-- start of DATA SHOWN --

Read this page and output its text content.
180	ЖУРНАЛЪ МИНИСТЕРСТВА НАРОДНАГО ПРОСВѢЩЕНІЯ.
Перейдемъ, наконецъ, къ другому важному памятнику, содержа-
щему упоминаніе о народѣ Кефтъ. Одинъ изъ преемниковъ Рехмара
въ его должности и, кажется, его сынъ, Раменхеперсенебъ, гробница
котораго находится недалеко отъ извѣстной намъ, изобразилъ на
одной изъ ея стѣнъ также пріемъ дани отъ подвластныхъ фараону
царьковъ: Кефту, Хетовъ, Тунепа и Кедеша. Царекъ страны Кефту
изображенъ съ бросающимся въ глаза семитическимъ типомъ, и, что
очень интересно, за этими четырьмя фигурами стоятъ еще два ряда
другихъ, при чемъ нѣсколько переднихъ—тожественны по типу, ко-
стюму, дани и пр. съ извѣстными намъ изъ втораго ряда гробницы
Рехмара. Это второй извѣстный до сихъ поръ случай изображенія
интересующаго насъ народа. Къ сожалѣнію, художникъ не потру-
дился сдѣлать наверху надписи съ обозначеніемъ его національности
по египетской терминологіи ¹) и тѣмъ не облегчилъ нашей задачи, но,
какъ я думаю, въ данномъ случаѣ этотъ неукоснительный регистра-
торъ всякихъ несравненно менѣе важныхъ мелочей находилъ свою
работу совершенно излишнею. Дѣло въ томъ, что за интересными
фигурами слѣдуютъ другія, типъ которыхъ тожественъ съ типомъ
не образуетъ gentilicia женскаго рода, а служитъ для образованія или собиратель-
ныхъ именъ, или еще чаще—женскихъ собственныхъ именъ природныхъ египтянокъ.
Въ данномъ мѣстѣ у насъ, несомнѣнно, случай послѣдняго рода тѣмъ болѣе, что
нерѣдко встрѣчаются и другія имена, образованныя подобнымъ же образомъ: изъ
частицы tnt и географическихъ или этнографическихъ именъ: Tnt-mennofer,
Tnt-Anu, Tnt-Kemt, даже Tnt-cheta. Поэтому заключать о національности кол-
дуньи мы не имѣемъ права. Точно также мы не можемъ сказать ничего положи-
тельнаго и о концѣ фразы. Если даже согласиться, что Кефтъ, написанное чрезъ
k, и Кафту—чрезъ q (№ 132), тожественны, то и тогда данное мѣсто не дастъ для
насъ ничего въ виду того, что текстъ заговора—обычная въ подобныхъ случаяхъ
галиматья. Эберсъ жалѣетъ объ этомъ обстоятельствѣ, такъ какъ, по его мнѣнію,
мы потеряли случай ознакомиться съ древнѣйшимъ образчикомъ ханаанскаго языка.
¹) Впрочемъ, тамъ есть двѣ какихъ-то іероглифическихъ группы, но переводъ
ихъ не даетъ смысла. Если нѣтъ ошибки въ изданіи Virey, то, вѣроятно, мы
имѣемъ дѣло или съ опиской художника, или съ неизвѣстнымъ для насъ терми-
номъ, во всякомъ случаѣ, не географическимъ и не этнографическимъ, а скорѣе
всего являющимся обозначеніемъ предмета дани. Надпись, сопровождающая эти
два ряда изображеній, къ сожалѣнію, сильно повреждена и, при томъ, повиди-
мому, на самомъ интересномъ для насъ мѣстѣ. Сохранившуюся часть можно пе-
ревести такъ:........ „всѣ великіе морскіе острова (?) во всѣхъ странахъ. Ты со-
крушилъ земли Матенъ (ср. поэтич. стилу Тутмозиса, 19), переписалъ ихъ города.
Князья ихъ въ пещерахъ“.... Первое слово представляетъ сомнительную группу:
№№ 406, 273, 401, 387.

-- end of DATA SHOWN --

### DIRECTIVE
In the records above, how many lines include the string "ничего"? Answer with only the number.

### TASK RESULT
2